GOAL
Write out the material again word for word, dropping any images it holds.
========
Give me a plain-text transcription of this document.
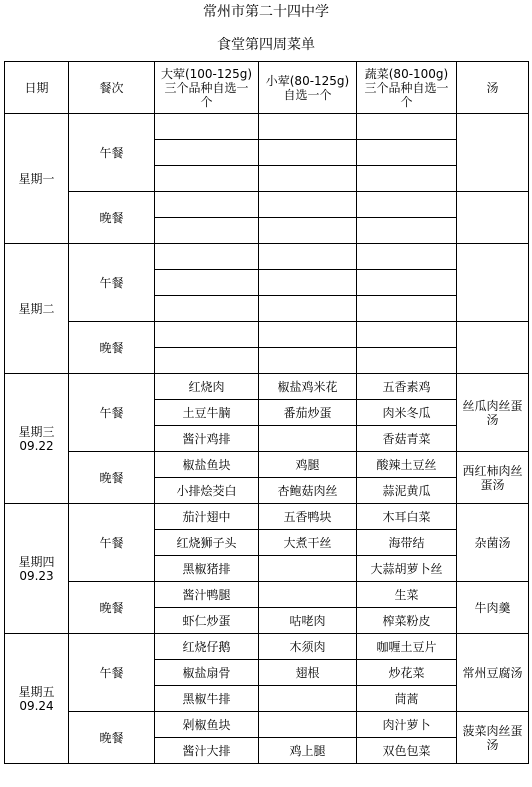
常州市第二十四中学
食堂第四周菜单
日期	餐次	大荤(100-125g)
三个品种自选一
个	小荤(80-125g)
自选一个	蔬菜(80-100g)
三个品种自选一
个	汤

星期一	午餐				

	晚餐				

星期二	午餐				

	晚餐				

星期三
09.22	午餐	红烧肉	椒盐鸡米花	五香素鸡	丝瓜肉丝蛋汤
		土豆牛腩	番茄炒蛋	肉米冬瓜	
		酱汁鸡排		香菇青菜	
	晚餐	椒盐鱼块	鸡腿	酸辣土豆丝	西红柿肉丝蛋汤
		小排烩茭白	杏鲍菇肉丝	蒜泥黄瓜	

星期四
09.23	午餐	茄汁翅中	五香鸭块	木耳白菜	杂菌汤
		红烧狮子头	大煮干丝	海带结	
		黑椒猪排		大蒜胡萝卜丝	
	晚餐	酱汁鸭腿		生菜	牛肉羹
		虾仁炒蛋	咕咾肉	榨菜粉皮	

星期五
09.24	午餐	红烧仔鹅	木须肉	咖喱土豆片	常州豆腐汤
		椒盐扇骨	翅根	炒花菜	
		黑椒牛排		茼蒿	
	晚餐	剁椒鱼块		肉汁萝卜	菠菜肉丝蛋汤
		酱汁大排	鸡上腿	双色包菜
========
THE COMPLETED TASK
Give me a plain-text transcription of this document.
常州市第二十四中学
食堂第四周菜单
日期	餐次	大荤(100-125g)
三个品种自选一
个	小荤(80-125g)
自选一个	蔬菜(80-100g)
三个品种自选一
个	汤

星期一	午餐				

	晚餐				

星期二	午餐				

	晚餐				

星期三
09.22	午餐	红烧肉	椒盐鸡米花	五香素鸡	丝瓜肉丝蛋汤
		土豆牛腩	番茄炒蛋	肉米冬瓜	
		酱汁鸡排		香菇青菜	
	晚餐	椒盐鱼块	鸡腿	酸辣土豆丝	西红柿肉丝蛋汤
		小排烩茭白	杏鲍菇肉丝	蒜泥黄瓜	

星期四
09.23	午餐	茄汁翅中	五香鸭块	木耳白菜	杂菌汤
		红烧狮子头	大煮干丝	海带结	
		黑椒猪排		大蒜胡萝卜丝	
	晚餐	酱汁鸭腿		生菜	牛肉羹
		虾仁炒蛋	咕咾肉	榨菜粉皮	

星期五
09.24	午餐	红烧仔鹅	木须肉	咖喱土豆片	常州豆腐汤
		椒盐扇骨	翅根	炒花菜	
		黑椒牛排		茼蒿	
	晚餐	剁椒鱼块		肉汁萝卜	菠菜肉丝蛋汤
		酱汁大排	鸡上腿	双色包菜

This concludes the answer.